__TASK OBJECTIVE__. Write the entries out again exactly as they stand, but without the pictures.
......
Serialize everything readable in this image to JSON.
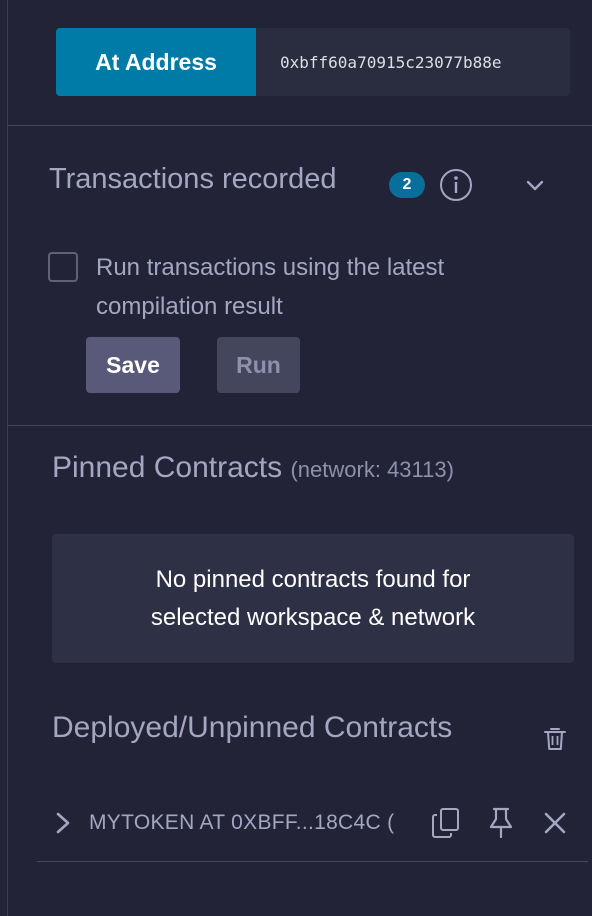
{
  "at_address": {
    "button_label": "At Address",
    "input_value": "0xbff60a70915c23077b88e"
  },
  "transactions": {
    "title": "Transactions recorded",
    "count": "2",
    "checkbox_label": "Run transactions using the latest compilation result",
    "checkbox_checked": false,
    "save_label": "Save",
    "run_label": "Run"
  },
  "pinned": {
    "title": "Pinned Contracts",
    "network": "(network: 43113)",
    "empty_message": "No pinned contracts found for selected workspace & network"
  },
  "deployed": {
    "title": "Deployed/Unpinned Contracts",
    "contracts": [
      {
        "label": "MYTOKEN AT 0XBFF...18C4C ("
      }
    ]
  },
  "colors": {
    "background": "#222336",
    "accent": "#007aa6",
    "badge": "#0a6e9a",
    "text_muted": "#a4a7c2"
  },
  "icons": {
    "info": "info-circle-icon",
    "chevron": "chevron-down-icon",
    "trash": "trash-icon",
    "expand": "chevron-right-icon",
    "copy": "copy-icon",
    "pin": "pin-icon",
    "close": "close-icon"
  }
}
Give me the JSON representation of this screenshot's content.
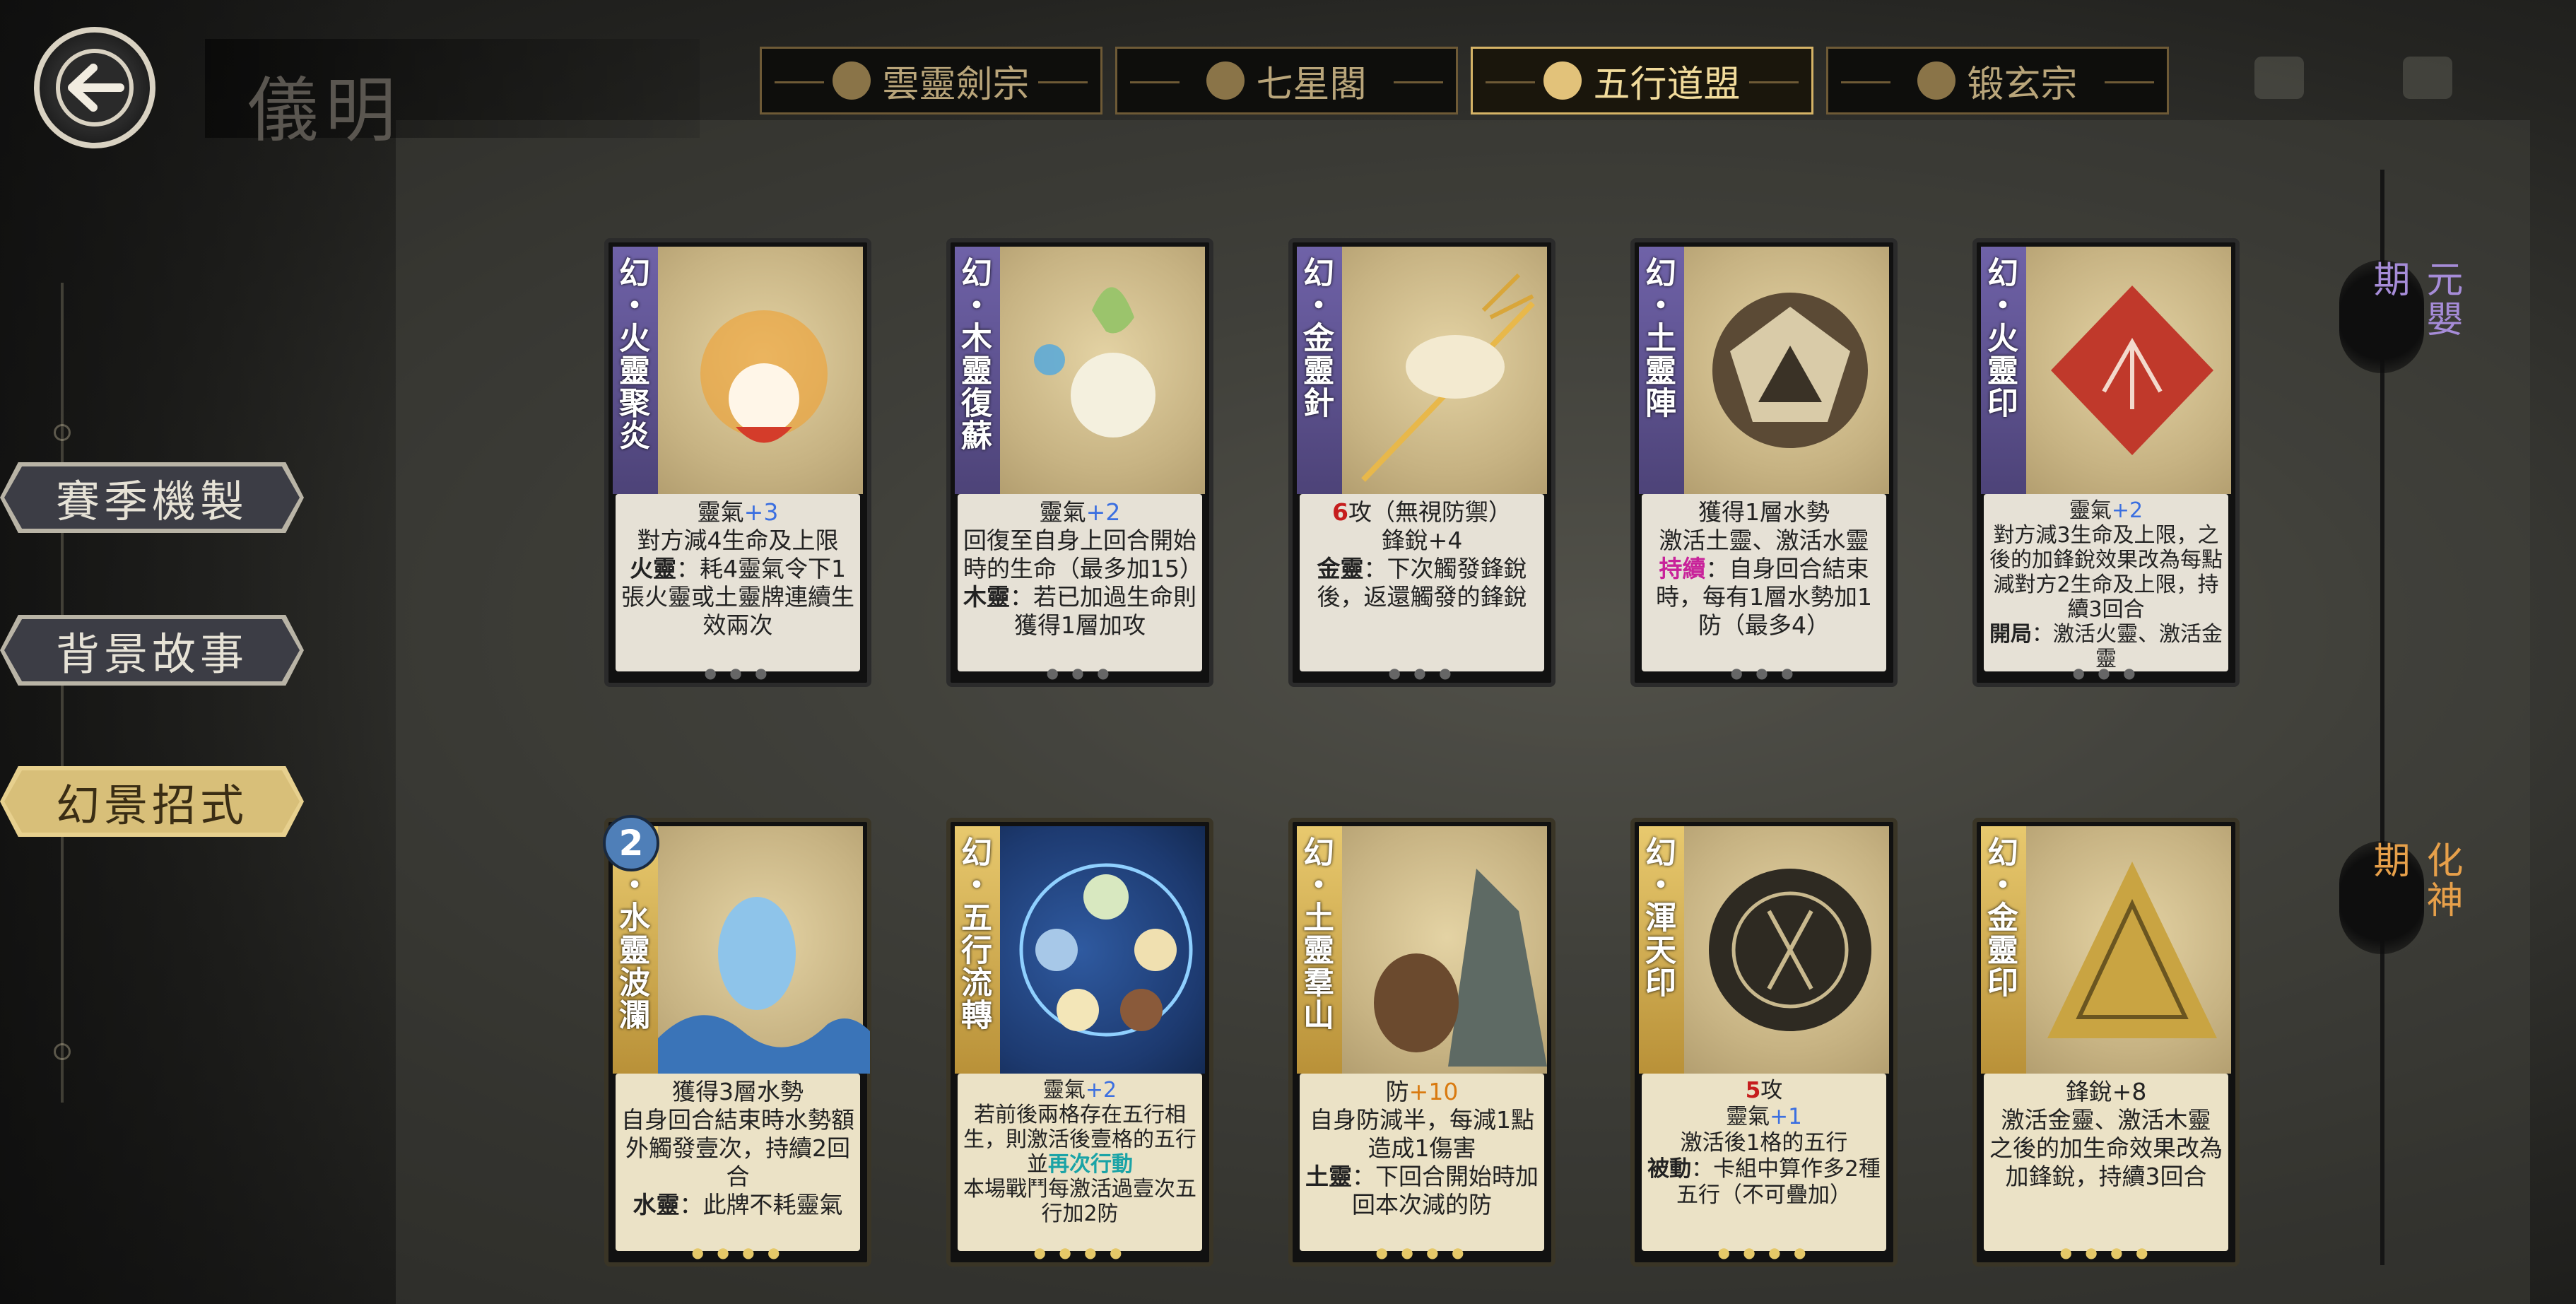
{
  "header": {
    "title_watermark": "儀明"
  },
  "tabs": [
    {
      "label": "雲靈劍宗",
      "icon": "cloud-sword-icon",
      "active": false
    },
    {
      "label": "七星閣",
      "icon": "pagoda-icon",
      "active": false
    },
    {
      "label": "五行道盟",
      "icon": "five-elements-icon",
      "active": true
    },
    {
      "label": "锻玄宗",
      "icon": "flame-icon",
      "active": false
    }
  ],
  "sidebar": {
    "items": [
      {
        "label": "賽季機製",
        "active": false
      },
      {
        "label": "背景故事",
        "active": false
      },
      {
        "label": "幻景招式",
        "active": true
      }
    ]
  },
  "realms": [
    "元嬰期",
    "化神期"
  ],
  "cards": [
    {
      "name": "幻・火靈聚炎",
      "tier": "purple",
      "desc": {
        "l1a": "靈氣",
        "l1b": "+3",
        "l2": "對方減4生命及上限",
        "l3a": "火靈",
        "l3b": "：耗4靈氣令下1張火靈或土靈牌連續生效兩次"
      }
    },
    {
      "name": "幻・木靈復蘇",
      "tier": "purple",
      "desc": {
        "l1a": "靈氣",
        "l1b": "+2",
        "l2": "回復至自身上回合開始時的生命（最多加15）",
        "l3a": "木靈",
        "l3b": "：若已加過生命則獲得1層加攻"
      }
    },
    {
      "name": "幻・金靈針",
      "tier": "purple",
      "desc": {
        "l1a": "6",
        "l1b": "攻（無視防禦）",
        "l2": "鋒銳+4",
        "l3a": "金靈",
        "l3b": "：下次觸發鋒銳後，返還觸發的鋒銳"
      }
    },
    {
      "name": "幻・土靈陣",
      "tier": "purple",
      "desc": {
        "l1a": "獲得1層水勢",
        "l2": "激活土靈、激活水靈",
        "l3a": "持續",
        "l3b": "：自身回合結束時，每有1層水勢加1防（最多4）"
      }
    },
    {
      "name": "幻・火靈印",
      "tier": "purple",
      "desc": {
        "l1a": "靈氣",
        "l1b": "+2",
        "l2": "對方減3生命及上限，之後的加鋒銳效果改為每點減對方2生命及上限，持續3回合",
        "l3a": "開局",
        "l3b": "：激活火靈、激活金靈"
      }
    },
    {
      "name": "幻・水靈波瀾",
      "tier": "gold",
      "badge": "2",
      "desc": {
        "l1a": "獲得3層水勢",
        "l2": "自身回合結束時水勢額外觸發壹次，持續2回合",
        "l3a": "水靈",
        "l3b": "：此牌不耗靈氣"
      }
    },
    {
      "name": "幻・五行流轉",
      "tier": "gold",
      "desc": {
        "l1a": "靈氣",
        "l1b": "+2",
        "l2": "若前後兩格存在五行相生，則激活後壹格的五行並",
        "l2c": "再次行動",
        "l3a": "",
        "l3b": "本場戰鬥每激活過壹次五行加2防"
      }
    },
    {
      "name": "幻・土靈羣山",
      "tier": "gold",
      "desc": {
        "l1a": "防",
        "l1b": "+10",
        "l2": "自身防減半，每減1點造成1傷害",
        "l3a": "土靈",
        "l3b": "：下回合開始時加回本次減的防"
      }
    },
    {
      "name": "幻・渾天印",
      "tier": "gold",
      "desc": {
        "l1a": "5",
        "l1b": "攻",
        "l2a": "靈氣",
        "l2b": "+1",
        "l2": "激活後1格的五行",
        "l3a": "被動",
        "l3b": "：卡組中算作多2種五行（不可疊加）"
      }
    },
    {
      "name": "幻・金靈印",
      "tier": "gold",
      "desc": {
        "l1a": "鋒銳+8",
        "l2": "激活金靈、激活木靈",
        "l3a": "",
        "l3b": "之後的加生命效果改為加鋒銳，持續3回合"
      }
    }
  ],
  "colors": {
    "accent_gold": "#d5b366",
    "purple_tier": "#6f62a8",
    "gold_tier": "#e8c96e",
    "blue_num": "#3b6fe0"
  }
}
......
__SOLUTION TO THIS TASK__.
Serialize everything readable in this image to JSON.
{
  "at_address": {
    "button_label": "At Address",
    "input_value": "0xbff60a70915c23077b88e"
  },
  "transactions": {
    "title": "Transactions recorded",
    "count": "2",
    "checkbox_label": "Run transactions using the latest compilation result",
    "checkbox_checked": false,
    "save_label": "Save",
    "run_label": "Run"
  },
  "pinned": {
    "title": "Pinned Contracts",
    "network": "(network: 43113)",
    "empty_message": "No pinned contracts found for selected workspace & network"
  },
  "deployed": {
    "title": "Deployed/Unpinned Contracts",
    "contracts": [
      {
        "label": "MYTOKEN AT 0XBFF...18C4C ("
      }
    ]
  },
  "colors": {
    "background": "#222336",
    "accent": "#007aa6",
    "badge": "#0a6e9a",
    "text_muted": "#a4a7c2"
  },
  "icons": {
    "info": "info-circle-icon",
    "chevron": "chevron-down-icon",
    "trash": "trash-icon",
    "expand": "chevron-right-icon",
    "copy": "copy-icon",
    "pin": "pin-icon",
    "close": "close-icon"
  }
}
Give me the JSON representation of this screenshot's content.
{
  "header": {
    "title_watermark": "儀明"
  },
  "tabs": [
    {
      "label": "雲靈劍宗",
      "icon": "cloud-sword-icon",
      "active": false
    },
    {
      "label": "七星閣",
      "icon": "pagoda-icon",
      "active": false
    },
    {
      "label": "五行道盟",
      "icon": "five-elements-icon",
      "active": true
    },
    {
      "label": "锻玄宗",
      "icon": "flame-icon",
      "active": false
    }
  ],
  "sidebar": {
    "items": [
      {
        "label": "賽季機製",
        "active": false
      },
      {
        "label": "背景故事",
        "active": false
      },
      {
        "label": "幻景招式",
        "active": true
      }
    ]
  },
  "realms": [
    "元嬰期",
    "化神期"
  ],
  "cards": [
    {
      "name": "幻・火靈聚炎",
      "tier": "purple",
      "desc": {
        "l1a": "靈氣",
        "l1b": "+3",
        "l2": "對方減4生命及上限",
        "l3a": "火靈",
        "l3b": "：耗4靈氣令下1張火靈或土靈牌連續生效兩次"
      }
    },
    {
      "name": "幻・木靈復蘇",
      "tier": "purple",
      "desc": {
        "l1a": "靈氣",
        "l1b": "+2",
        "l2": "回復至自身上回合開始時的生命（最多加15）",
        "l3a": "木靈",
        "l3b": "：若已加過生命則獲得1層加攻"
      }
    },
    {
      "name": "幻・金靈針",
      "tier": "purple",
      "desc": {
        "l1a": "6",
        "l1b": "攻（無視防禦）",
        "l2": "鋒銳+4",
        "l3a": "金靈",
        "l3b": "：下次觸發鋒銳後，返還觸發的鋒銳"
      }
    },
    {
      "name": "幻・土靈陣",
      "tier": "purple",
      "desc": {
        "l1a": "獲得1層水勢",
        "l2": "激活土靈、激活水靈",
        "l3a": "持續",
        "l3b": "：自身回合結束時，每有1層水勢加1防（最多4）"
      }
    },
    {
      "name": "幻・火靈印",
      "tier": "purple",
      "desc": {
        "l1a": "靈氣",
        "l1b": "+2",
        "l2": "對方減3生命及上限，之後的加鋒銳效果改為每點減對方2生命及上限，持續3回合",
        "l3a": "開局",
        "l3b": "：激活火靈、激活金靈"
      }
    },
    {
      "name": "幻・水靈波瀾",
      "tier": "gold",
      "badge": "2",
      "desc": {
        "l1a": "獲得3層水勢",
        "l2": "自身回合結束時水勢額外觸發壹次，持續2回合",
        "l3a": "水靈",
        "l3b": "：此牌不耗靈氣"
      }
    },
    {
      "name": "幻・五行流轉",
      "tier": "gold",
      "desc": {
        "l1a": "靈氣",
        "l1b": "+2",
        "l2": "若前後兩格存在五行相生，則激活後壹格的五行並",
        "l2c": "再次行動",
        "l3a": "",
        "l3b": "本場戰鬥每激活過壹次五行加2防"
      }
    },
    {
      "name": "幻・土靈羣山",
      "tier": "gold",
      "desc": {
        "l1a": "防",
        "l1b": "+10",
        "l2": "自身防減半，每減1點造成1傷害",
        "l3a": "土靈",
        "l3b": "：下回合開始時加回本次減的防"
      }
    },
    {
      "name": "幻・渾天印",
      "tier": "gold",
      "desc": {
        "l1a": "5",
        "l1b": "攻",
        "l2a": "靈氣",
        "l2b": "+1",
        "l2": "激活後1格的五行",
        "l3a": "被動",
        "l3b": "：卡組中算作多2種五行（不可疊加）"
      }
    },
    {
      "name": "幻・金靈印",
      "tier": "gold",
      "desc": {
        "l1a": "鋒銳+8",
        "l2": "激活金靈、激活木靈",
        "l3a": "",
        "l3b": "之後的加生命效果改為加鋒銳，持續3回合"
      }
    }
  ],
  "colors": {
    "accent_gold": "#d5b366",
    "purple_tier": "#6f62a8",
    "gold_tier": "#e8c96e",
    "blue_num": "#3b6fe0"
  }
}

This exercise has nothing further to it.